▸ AIM
Extract the complete listing and output it unchanged.

------ DATASET EXTRACT

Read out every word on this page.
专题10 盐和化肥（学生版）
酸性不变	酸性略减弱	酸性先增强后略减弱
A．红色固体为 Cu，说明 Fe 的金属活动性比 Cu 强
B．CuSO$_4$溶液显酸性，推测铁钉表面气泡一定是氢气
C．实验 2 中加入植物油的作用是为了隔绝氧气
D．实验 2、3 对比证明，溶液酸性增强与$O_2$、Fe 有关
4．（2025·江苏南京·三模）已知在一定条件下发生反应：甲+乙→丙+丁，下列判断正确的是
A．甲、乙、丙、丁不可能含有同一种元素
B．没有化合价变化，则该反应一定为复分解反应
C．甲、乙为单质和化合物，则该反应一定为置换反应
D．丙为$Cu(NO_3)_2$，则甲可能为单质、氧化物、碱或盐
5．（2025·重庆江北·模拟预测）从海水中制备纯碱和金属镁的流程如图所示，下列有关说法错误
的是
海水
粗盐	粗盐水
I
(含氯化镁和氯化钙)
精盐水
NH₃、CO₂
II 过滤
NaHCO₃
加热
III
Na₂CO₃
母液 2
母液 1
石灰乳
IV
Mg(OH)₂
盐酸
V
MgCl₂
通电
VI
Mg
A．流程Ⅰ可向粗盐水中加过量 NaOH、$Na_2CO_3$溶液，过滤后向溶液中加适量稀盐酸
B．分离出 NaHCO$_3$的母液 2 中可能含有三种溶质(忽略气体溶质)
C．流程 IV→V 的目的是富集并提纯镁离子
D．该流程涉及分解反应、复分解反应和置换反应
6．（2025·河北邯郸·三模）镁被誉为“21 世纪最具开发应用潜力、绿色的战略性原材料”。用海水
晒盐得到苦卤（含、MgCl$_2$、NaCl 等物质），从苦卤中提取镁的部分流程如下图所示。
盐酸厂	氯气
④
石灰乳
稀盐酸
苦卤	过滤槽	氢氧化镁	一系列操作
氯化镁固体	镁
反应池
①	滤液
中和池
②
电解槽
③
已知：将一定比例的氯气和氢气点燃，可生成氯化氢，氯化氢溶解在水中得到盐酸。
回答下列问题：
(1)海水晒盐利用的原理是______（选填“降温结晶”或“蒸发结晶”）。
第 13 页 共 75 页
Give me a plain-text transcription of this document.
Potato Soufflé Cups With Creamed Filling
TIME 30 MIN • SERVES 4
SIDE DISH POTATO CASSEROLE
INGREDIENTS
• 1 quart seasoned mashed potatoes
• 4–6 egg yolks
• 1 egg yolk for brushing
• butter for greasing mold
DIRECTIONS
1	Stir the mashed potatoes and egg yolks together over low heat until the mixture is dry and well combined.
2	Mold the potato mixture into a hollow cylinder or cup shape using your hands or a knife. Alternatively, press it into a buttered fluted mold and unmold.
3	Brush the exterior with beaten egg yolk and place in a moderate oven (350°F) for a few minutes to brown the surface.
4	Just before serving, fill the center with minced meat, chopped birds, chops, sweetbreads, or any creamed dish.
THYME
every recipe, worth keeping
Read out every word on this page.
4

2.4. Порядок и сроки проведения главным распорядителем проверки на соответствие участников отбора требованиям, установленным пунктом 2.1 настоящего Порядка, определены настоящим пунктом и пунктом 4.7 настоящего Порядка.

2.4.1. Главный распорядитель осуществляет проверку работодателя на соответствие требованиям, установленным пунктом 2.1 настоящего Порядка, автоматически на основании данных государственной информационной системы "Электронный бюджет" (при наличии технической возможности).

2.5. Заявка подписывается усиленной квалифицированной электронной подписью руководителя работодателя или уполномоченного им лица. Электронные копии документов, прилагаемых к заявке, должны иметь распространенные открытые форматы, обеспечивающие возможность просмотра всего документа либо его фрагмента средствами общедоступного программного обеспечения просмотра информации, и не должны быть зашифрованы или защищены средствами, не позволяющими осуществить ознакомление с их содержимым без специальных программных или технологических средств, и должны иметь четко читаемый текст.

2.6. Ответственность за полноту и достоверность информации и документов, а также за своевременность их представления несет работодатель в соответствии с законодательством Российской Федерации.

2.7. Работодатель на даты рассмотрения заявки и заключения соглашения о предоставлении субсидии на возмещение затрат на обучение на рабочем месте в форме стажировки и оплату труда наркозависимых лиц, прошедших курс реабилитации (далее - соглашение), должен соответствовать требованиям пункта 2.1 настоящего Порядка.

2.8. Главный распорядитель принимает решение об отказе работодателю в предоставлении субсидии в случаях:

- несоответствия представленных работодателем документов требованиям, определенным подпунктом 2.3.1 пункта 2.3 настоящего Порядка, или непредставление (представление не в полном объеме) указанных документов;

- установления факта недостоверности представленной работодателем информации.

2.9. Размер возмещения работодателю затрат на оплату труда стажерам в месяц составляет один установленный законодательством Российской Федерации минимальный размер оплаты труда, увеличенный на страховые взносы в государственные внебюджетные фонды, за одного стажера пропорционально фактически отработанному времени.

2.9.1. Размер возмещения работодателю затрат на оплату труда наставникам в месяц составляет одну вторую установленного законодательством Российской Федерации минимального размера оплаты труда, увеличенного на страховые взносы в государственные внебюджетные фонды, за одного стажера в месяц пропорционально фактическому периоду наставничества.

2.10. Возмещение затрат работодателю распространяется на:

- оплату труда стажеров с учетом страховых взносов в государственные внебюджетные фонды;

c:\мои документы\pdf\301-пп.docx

------------

▸ TASK RESULT
Read out every word on this page.
专题10 盐和化肥（学生版）
酸性不变	酸性略减弱	酸性先增强后略减弱
A．红色固体为 Cu，说明 Fe 的金属活动性比 Cu 强
B．CuSO$_4$溶液显酸性，推测铁钉表面气泡一定是氢气
C．实验 2 中加入植物油的作用是为了隔绝氧气
D．实验 2、3 对比证明，溶液酸性增强与$O_2$、Fe 有关
4．（2025·江苏南京·三模）已知在一定条件下发生反应：甲+乙→丙+丁，下列判断正确的是
A．甲、乙、丙、丁不可能含有同一种元素
B．没有化合价变化，则该反应一定为复分解反应
C．甲、乙为单质和化合物，则该反应一定为置换反应
D．丙为$Cu(NO_3)_2$，则甲可能为单质、氧化物、碱或盐
5．（2025·重庆江北·模拟预测）从海水中制备纯碱和金属镁的流程如图所示，下列有关说法错误
的是
海水
粗盐	粗盐水
I
(含氯化镁和氯化钙)
精盐水
NH₃、CO₂
II 过滤
NaHCO₃
加热
III
Na₂CO₃
母液 2
母液 1
石灰乳
IV
Mg(OH)₂
盐酸
V
MgCl₂
通电
VI
Mg
A．流程Ⅰ可向粗盐水中加过量 NaOH、$Na_2CO_3$溶液，过滤后向溶液中加适量稀盐酸
B．分离出 NaHCO$_3$的母液 2 中可能含有三种溶质(忽略气体溶质)
C．流程 IV→V 的目的是富集并提纯镁离子
D．该流程涉及分解反应、复分解反应和置换反应
6．（2025·河北邯郸·三模）镁被誉为“21 世纪最具开发应用潜力、绿色的战略性原材料”。用海水
晒盐得到苦卤（含、MgCl$_2$、NaCl 等物质），从苦卤中提取镁的部分流程如下图所示。
盐酸厂	氯气
④
石灰乳
稀盐酸
苦卤	过滤槽	氢氧化镁	一系列操作
氯化镁固体	镁
反应池
①	滤液
中和池
②
电解槽
③
已知：将一定比例的氯气和氢气点燃，可生成氯化氢，氯化氢溶解在水中得到盐酸。
回答下列问题：
(1)海水晒盐利用的原理是______（选填“降温结晶”或“蒸发结晶”）。
第 13 页 共 75 页
Give me a plain-text transcription of this document.
Potato Soufflé Cups With Creamed Filling
TIME 30 MIN • SERVES 4
SIDE DISH POTATO CASSEROLE
INGREDIENTS
• 1 quart seasoned mashed potatoes
• 4–6 egg yolks
• 1 egg yolk for brushing
• butter for greasing mold
DIRECTIONS
1	Stir the mashed potatoes and egg yolks together over low heat until the mixture is dry and well combined.
2	Mold the potato mixture into a hollow cylinder or cup shape using your hands or a knife. Alternatively, press it into a buttered fluted mold and unmold.
3	Brush the exterior with beaten egg yolk and place in a moderate oven (350°F) for a few minutes to brown the surface.
4	Just before serving, fill the center with minced meat, chopped birds, chops, sweetbreads, or any creamed dish.
THYME
every recipe, worth keeping
Read out every word on this page.
4

2.4. Порядок и сроки проведения главным распорядителем проверки на соответствие участников отбора требованиям, установленным пунктом 2.1 настоящего Порядка, определены настоящим пунктом и пунктом 4.7 настоящего Порядка.

2.4.1. Главный распорядитель осуществляет проверку работодателя на соответствие требованиям, установленным пунктом 2.1 настоящего Порядка, автоматически на основании данных государственной информационной системы "Электронный бюджет" (при наличии технической возможности).

2.5. Заявка подписывается усиленной квалифицированной электронной подписью руководителя работодателя или уполномоченного им лица. Электронные копии документов, прилагаемых к заявке, должны иметь распространенные открытые форматы, обеспечивающие возможность просмотра всего документа либо его фрагмента средствами общедоступного программного обеспечения просмотра информации, и не должны быть зашифрованы или защищены средствами, не позволяющими осуществить ознакомление с их содержимым без специальных программных или технологических средств, и должны иметь четко читаемый текст.

2.6. Ответственность за полноту и достоверность информации и документов, а также за своевременность их представления несет работодатель в соответствии с законодательством Российской Федерации.

2.7. Работодатель на даты рассмотрения заявки и заключения соглашения о предоставлении субсидии на возмещение затрат на обучение на рабочем месте в форме стажировки и оплату труда наркозависимых лиц, прошедших курс реабилитации (далее - соглашение), должен соответствовать требованиям пункта 2.1 настоящего Порядка.

2.8. Главный распорядитель принимает решение об отказе работодателю в предоставлении субсидии в случаях:

- несоответствия представленных работодателем документов требованиям, определенным подпунктом 2.3.1 пункта 2.3 настоящего Порядка, или непредставление (представление не в полном объеме) указанных документов;

- установления факта недостоверности представленной работодателем информации.

2.9. Размер возмещения работодателю затрат на оплату труда стажерам в месяц составляет один установленный законодательством Российской Федерации минимальный размер оплаты труда, увеличенный на страховые взносы в государственные внебюджетные фонды, за одного стажера пропорционально фактически отработанному времени.

2.9.1. Размер возмещения работодателю затрат на оплату труда наставникам в месяц составляет одну вторую установленного законодательством Российской Федерации минимального размера оплаты труда, увеличенного на страховые взносы в государственные внебюджетные фонды, за одного стажера в месяц пропорционально фактическому периоду наставничества.

2.10. Возмещение затрат работодателю распространяется на:

- оплату труда стажеров с учетом страховых взносов в государственные внебюджетные фонды;

c:\мои документы\pdf\301-пп.docx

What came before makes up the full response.